(A block of data)
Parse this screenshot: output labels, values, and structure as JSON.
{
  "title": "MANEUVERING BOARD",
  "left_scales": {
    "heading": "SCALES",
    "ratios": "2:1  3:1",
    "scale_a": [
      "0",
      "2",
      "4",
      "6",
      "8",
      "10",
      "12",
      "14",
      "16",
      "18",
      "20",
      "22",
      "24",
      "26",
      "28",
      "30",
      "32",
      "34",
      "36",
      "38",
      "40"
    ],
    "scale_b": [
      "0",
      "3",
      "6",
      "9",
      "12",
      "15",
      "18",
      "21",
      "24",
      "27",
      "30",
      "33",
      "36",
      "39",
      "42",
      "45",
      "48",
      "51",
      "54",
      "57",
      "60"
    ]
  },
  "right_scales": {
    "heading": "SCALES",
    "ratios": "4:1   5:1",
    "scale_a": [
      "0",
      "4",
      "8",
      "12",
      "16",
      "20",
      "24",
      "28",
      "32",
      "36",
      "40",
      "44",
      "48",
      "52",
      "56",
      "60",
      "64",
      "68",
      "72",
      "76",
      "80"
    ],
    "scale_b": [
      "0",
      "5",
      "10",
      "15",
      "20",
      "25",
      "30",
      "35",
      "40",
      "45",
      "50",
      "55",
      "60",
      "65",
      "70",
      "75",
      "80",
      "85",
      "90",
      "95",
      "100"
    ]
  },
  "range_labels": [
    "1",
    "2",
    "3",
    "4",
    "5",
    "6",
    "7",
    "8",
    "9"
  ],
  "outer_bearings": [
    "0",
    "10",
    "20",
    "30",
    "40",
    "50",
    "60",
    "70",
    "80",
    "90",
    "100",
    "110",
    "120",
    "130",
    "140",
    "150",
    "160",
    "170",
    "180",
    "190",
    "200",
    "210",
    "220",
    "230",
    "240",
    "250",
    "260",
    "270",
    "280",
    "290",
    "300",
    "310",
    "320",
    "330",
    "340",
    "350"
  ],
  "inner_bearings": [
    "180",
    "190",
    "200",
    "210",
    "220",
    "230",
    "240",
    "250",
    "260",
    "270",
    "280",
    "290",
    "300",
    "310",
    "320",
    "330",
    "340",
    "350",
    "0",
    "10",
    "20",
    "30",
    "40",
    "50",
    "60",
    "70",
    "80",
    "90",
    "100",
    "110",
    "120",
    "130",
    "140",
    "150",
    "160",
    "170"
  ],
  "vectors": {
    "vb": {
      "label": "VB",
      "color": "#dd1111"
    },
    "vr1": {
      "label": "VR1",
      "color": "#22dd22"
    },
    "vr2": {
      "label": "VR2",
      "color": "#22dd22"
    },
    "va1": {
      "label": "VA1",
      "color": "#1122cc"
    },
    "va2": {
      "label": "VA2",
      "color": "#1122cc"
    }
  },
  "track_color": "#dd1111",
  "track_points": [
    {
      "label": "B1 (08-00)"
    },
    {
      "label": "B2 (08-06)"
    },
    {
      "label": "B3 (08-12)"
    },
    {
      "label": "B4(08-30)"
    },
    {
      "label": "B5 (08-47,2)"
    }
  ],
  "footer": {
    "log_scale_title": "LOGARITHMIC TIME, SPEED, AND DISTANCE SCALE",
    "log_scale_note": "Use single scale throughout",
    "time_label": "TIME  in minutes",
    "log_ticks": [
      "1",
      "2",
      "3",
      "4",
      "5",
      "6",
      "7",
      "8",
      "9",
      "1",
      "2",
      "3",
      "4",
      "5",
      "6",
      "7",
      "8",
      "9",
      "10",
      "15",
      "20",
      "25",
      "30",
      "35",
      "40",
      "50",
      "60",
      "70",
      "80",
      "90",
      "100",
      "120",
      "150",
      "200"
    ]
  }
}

> _REQUEST_
Copy all of the data exactly.

> _REPLY TO THE TASK_
Parse this screenshot: output labels, values, and structure as JSON.
{
  "title": "MANEUVERING BOARD",
  "left_scales": {
    "heading": "SCALES",
    "ratios": "2:1  3:1",
    "scale_a": [
      "0",
      "2",
      "4",
      "6",
      "8",
      "10",
      "12",
      "14",
      "16",
      "18",
      "20",
      "22",
      "24",
      "26",
      "28",
      "30",
      "32",
      "34",
      "36",
      "38",
      "40"
    ],
    "scale_b": [
      "0",
      "3",
      "6",
      "9",
      "12",
      "15",
      "18",
      "21",
      "24",
      "27",
      "30",
      "33",
      "36",
      "39",
      "42",
      "45",
      "48",
      "51",
      "54",
      "57",
      "60"
    ]
  },
  "right_scales": {
    "heading": "SCALES",
    "ratios": "4:1   5:1",
    "scale_a": [
      "0",
      "4",
      "8",
      "12",
      "16",
      "20",
      "24",
      "28",
      "32",
      "36",
      "40",
      "44",
      "48",
      "52",
      "56",
      "60",
      "64",
      "68",
      "72",
      "76",
      "80"
    ],
    "scale_b": [
      "0",
      "5",
      "10",
      "15",
      "20",
      "25",
      "30",
      "35",
      "40",
      "45",
      "50",
      "55",
      "60",
      "65",
      "70",
      "75",
      "80",
      "85",
      "90",
      "95",
      "100"
    ]
  },
  "range_labels": [
    "1",
    "2",
    "3",
    "4",
    "5",
    "6",
    "7",
    "8",
    "9"
  ],
  "outer_bearings": [
    "0",
    "10",
    "20",
    "30",
    "40",
    "50",
    "60",
    "70",
    "80",
    "90",
    "100",
    "110",
    "120",
    "130",
    "140",
    "150",
    "160",
    "170",
    "180",
    "190",
    "200",
    "210",
    "220",
    "230",
    "240",
    "250",
    "260",
    "270",
    "280",
    "290",
    "300",
    "310",
    "320",
    "330",
    "340",
    "350"
  ],
  "inner_bearings": [
    "180",
    "190",
    "200",
    "210",
    "220",
    "230",
    "240",
    "250",
    "260",
    "270",
    "280",
    "290",
    "300",
    "310",
    "320",
    "330",
    "340",
    "350",
    "0",
    "10",
    "20",
    "30",
    "40",
    "50",
    "60",
    "70",
    "80",
    "90",
    "100",
    "110",
    "120",
    "130",
    "140",
    "150",
    "160",
    "170"
  ],
  "vectors": {
    "vb": {
      "label": "VB",
      "color": "#dd1111"
    },
    "vr1": {
      "label": "VR1",
      "color": "#22dd22"
    },
    "vr2": {
      "label": "VR2",
      "color": "#22dd22"
    },
    "va1": {
      "label": "VA1",
      "color": "#1122cc"
    },
    "va2": {
      "label": "VA2",
      "color": "#1122cc"
    }
  },
  "track_color": "#dd1111",
  "track_points": [
    {
      "label": "B1 (08-00)"
    },
    {
      "label": "B2 (08-06)"
    },
    {
      "label": "B3 (08-12)"
    },
    {
      "label": "B4(08-30)"
    },
    {
      "label": "B5 (08-47,2)"
    }
  ],
  "footer": {
    "log_scale_title": "LOGARITHMIC TIME, SPEED, AND DISTANCE SCALE",
    "log_scale_note": "Use single scale throughout",
    "time_label": "TIME  in minutes",
    "log_ticks": [
      "1",
      "2",
      "3",
      "4",
      "5",
      "6",
      "7",
      "8",
      "9",
      "1",
      "2",
      "3",
      "4",
      "5",
      "6",
      "7",
      "8",
      "9",
      "10",
      "15",
      "20",
      "25",
      "30",
      "35",
      "40",
      "50",
      "60",
      "70",
      "80",
      "90",
      "100",
      "120",
      "150",
      "200"
    ]
  }
}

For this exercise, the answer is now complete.